= Entries supplied =
################
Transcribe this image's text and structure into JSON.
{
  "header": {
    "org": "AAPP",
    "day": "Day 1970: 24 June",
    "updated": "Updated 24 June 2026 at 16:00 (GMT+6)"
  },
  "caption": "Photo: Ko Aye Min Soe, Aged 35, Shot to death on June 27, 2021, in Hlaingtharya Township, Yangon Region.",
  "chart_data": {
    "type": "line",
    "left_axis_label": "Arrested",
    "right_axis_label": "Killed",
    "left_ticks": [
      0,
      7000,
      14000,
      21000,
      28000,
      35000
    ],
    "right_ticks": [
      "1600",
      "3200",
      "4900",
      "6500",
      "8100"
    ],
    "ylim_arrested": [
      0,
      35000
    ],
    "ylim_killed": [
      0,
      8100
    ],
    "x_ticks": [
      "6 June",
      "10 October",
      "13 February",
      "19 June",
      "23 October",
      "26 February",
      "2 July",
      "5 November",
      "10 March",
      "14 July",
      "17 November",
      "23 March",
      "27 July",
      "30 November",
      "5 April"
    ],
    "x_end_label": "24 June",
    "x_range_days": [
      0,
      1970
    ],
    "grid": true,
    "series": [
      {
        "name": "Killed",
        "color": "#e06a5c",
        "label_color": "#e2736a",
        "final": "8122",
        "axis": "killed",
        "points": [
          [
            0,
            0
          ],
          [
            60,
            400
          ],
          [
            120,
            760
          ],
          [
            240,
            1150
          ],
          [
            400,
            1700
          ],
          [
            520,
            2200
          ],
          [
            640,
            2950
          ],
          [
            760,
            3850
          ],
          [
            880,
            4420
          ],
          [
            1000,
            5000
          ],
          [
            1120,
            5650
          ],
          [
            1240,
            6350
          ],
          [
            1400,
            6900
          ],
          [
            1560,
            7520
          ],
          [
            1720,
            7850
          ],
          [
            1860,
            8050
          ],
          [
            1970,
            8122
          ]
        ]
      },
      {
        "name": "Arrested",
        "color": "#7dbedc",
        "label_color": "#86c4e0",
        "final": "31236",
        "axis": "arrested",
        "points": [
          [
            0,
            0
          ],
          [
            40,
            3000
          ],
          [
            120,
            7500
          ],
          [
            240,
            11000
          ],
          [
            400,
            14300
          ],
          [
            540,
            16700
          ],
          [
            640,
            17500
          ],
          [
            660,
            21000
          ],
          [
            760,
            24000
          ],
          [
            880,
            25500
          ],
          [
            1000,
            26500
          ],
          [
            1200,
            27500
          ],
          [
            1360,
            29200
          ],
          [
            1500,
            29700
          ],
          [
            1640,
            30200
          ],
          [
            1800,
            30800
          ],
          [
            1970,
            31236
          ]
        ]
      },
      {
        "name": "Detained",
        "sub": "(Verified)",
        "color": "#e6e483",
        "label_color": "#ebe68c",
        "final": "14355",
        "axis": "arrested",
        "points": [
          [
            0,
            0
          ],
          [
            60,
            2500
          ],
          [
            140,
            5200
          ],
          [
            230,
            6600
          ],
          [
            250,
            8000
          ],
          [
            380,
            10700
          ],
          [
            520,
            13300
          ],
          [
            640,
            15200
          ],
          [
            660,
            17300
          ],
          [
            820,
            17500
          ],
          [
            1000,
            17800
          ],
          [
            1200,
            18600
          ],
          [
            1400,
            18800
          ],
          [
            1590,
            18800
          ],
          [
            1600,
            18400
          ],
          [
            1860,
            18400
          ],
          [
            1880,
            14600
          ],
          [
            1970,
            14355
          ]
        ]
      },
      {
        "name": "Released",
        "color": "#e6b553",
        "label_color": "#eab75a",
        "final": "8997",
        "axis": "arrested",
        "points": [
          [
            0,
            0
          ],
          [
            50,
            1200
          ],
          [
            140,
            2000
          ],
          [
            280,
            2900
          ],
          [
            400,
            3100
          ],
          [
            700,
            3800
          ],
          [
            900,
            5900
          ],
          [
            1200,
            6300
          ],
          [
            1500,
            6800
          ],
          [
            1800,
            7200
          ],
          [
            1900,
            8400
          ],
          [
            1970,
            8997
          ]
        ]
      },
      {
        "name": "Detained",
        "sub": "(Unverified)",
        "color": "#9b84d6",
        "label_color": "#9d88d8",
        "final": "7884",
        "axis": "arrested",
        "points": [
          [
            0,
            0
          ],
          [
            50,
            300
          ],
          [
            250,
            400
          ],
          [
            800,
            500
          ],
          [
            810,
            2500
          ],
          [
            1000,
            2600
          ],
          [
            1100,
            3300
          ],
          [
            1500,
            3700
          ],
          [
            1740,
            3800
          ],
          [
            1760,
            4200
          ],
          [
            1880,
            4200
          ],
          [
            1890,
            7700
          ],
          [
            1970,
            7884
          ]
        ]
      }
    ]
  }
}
################
= Work instructions =
Transcribe all of the material exactly. Omit nothing.

= Solution to this task =
Transcribe this image's text and structure into JSON.
{
  "header": {
    "org": "AAPP",
    "day": "Day 1970: 24 June",
    "updated": "Updated 24 June 2026 at 16:00 (GMT+6)"
  },
  "caption": "Photo: Ko Aye Min Soe, Aged 35, Shot to death on June 27, 2021, in Hlaingtharya Township, Yangon Region.",
  "chart_data": {
    "type": "line",
    "left_axis_label": "Arrested",
    "right_axis_label": "Killed",
    "left_ticks": [
      0,
      7000,
      14000,
      21000,
      28000,
      35000
    ],
    "right_ticks": [
      "1600",
      "3200",
      "4900",
      "6500",
      "8100"
    ],
    "ylim_arrested": [
      0,
      35000
    ],
    "ylim_killed": [
      0,
      8100
    ],
    "x_ticks": [
      "6 June",
      "10 October",
      "13 February",
      "19 June",
      "23 October",
      "26 February",
      "2 July",
      "5 November",
      "10 March",
      "14 July",
      "17 November",
      "23 March",
      "27 July",
      "30 November",
      "5 April"
    ],
    "x_end_label": "24 June",
    "x_range_days": [
      0,
      1970
    ],
    "grid": true,
    "series": [
      {
        "name": "Killed",
        "color": "#e06a5c",
        "label_color": "#e2736a",
        "final": "8122",
        "axis": "killed",
        "points": [
          [
            0,
            0
          ],
          [
            60,
            400
          ],
          [
            120,
            760
          ],
          [
            240,
            1150
          ],
          [
            400,
            1700
          ],
          [
            520,
            2200
          ],
          [
            640,
            2950
          ],
          [
            760,
            3850
          ],
          [
            880,
            4420
          ],
          [
            1000,
            5000
          ],
          [
            1120,
            5650
          ],
          [
            1240,
            6350
          ],
          [
            1400,
            6900
          ],
          [
            1560,
            7520
          ],
          [
            1720,
            7850
          ],
          [
            1860,
            8050
          ],
          [
            1970,
            8122
          ]
        ]
      },
      {
        "name": "Arrested",
        "color": "#7dbedc",
        "label_color": "#86c4e0",
        "final": "31236",
        "axis": "arrested",
        "points": [
          [
            0,
            0
          ],
          [
            40,
            3000
          ],
          [
            120,
            7500
          ],
          [
            240,
            11000
          ],
          [
            400,
            14300
          ],
          [
            540,
            16700
          ],
          [
            640,
            17500
          ],
          [
            660,
            21000
          ],
          [
            760,
            24000
          ],
          [
            880,
            25500
          ],
          [
            1000,
            26500
          ],
          [
            1200,
            27500
          ],
          [
            1360,
            29200
          ],
          [
            1500,
            29700
          ],
          [
            1640,
            30200
          ],
          [
            1800,
            30800
          ],
          [
            1970,
            31236
          ]
        ]
      },
      {
        "name": "Detained",
        "sub": "(Verified)",
        "color": "#e6e483",
        "label_color": "#ebe68c",
        "final": "14355",
        "axis": "arrested",
        "points": [
          [
            0,
            0
          ],
          [
            60,
            2500
          ],
          [
            140,
            5200
          ],
          [
            230,
            6600
          ],
          [
            250,
            8000
          ],
          [
            380,
            10700
          ],
          [
            520,
            13300
          ],
          [
            640,
            15200
          ],
          [
            660,
            17300
          ],
          [
            820,
            17500
          ],
          [
            1000,
            17800
          ],
          [
            1200,
            18600
          ],
          [
            1400,
            18800
          ],
          [
            1590,
            18800
          ],
          [
            1600,
            18400
          ],
          [
            1860,
            18400
          ],
          [
            1880,
            14600
          ],
          [
            1970,
            14355
          ]
        ]
      },
      {
        "name": "Released",
        "color": "#e6b553",
        "label_color": "#eab75a",
        "final": "8997",
        "axis": "arrested",
        "points": [
          [
            0,
            0
          ],
          [
            50,
            1200
          ],
          [
            140,
            2000
          ],
          [
            280,
            2900
          ],
          [
            400,
            3100
          ],
          [
            700,
            3800
          ],
          [
            900,
            5900
          ],
          [
            1200,
            6300
          ],
          [
            1500,
            6800
          ],
          [
            1800,
            7200
          ],
          [
            1900,
            8400
          ],
          [
            1970,
            8997
          ]
        ]
      },
      {
        "name": "Detained",
        "sub": "(Unverified)",
        "color": "#9b84d6",
        "label_color": "#9d88d8",
        "final": "7884",
        "axis": "arrested",
        "points": [
          [
            0,
            0
          ],
          [
            50,
            300
          ],
          [
            250,
            400
          ],
          [
            800,
            500
          ],
          [
            810,
            2500
          ],
          [
            1000,
            2600
          ],
          [
            1100,
            3300
          ],
          [
            1500,
            3700
          ],
          [
            1740,
            3800
          ],
          [
            1760,
            4200
          ],
          [
            1880,
            4200
          ],
          [
            1890,
            7700
          ],
          [
            1970,
            7884
          ]
        ]
      }
    ]
  }
}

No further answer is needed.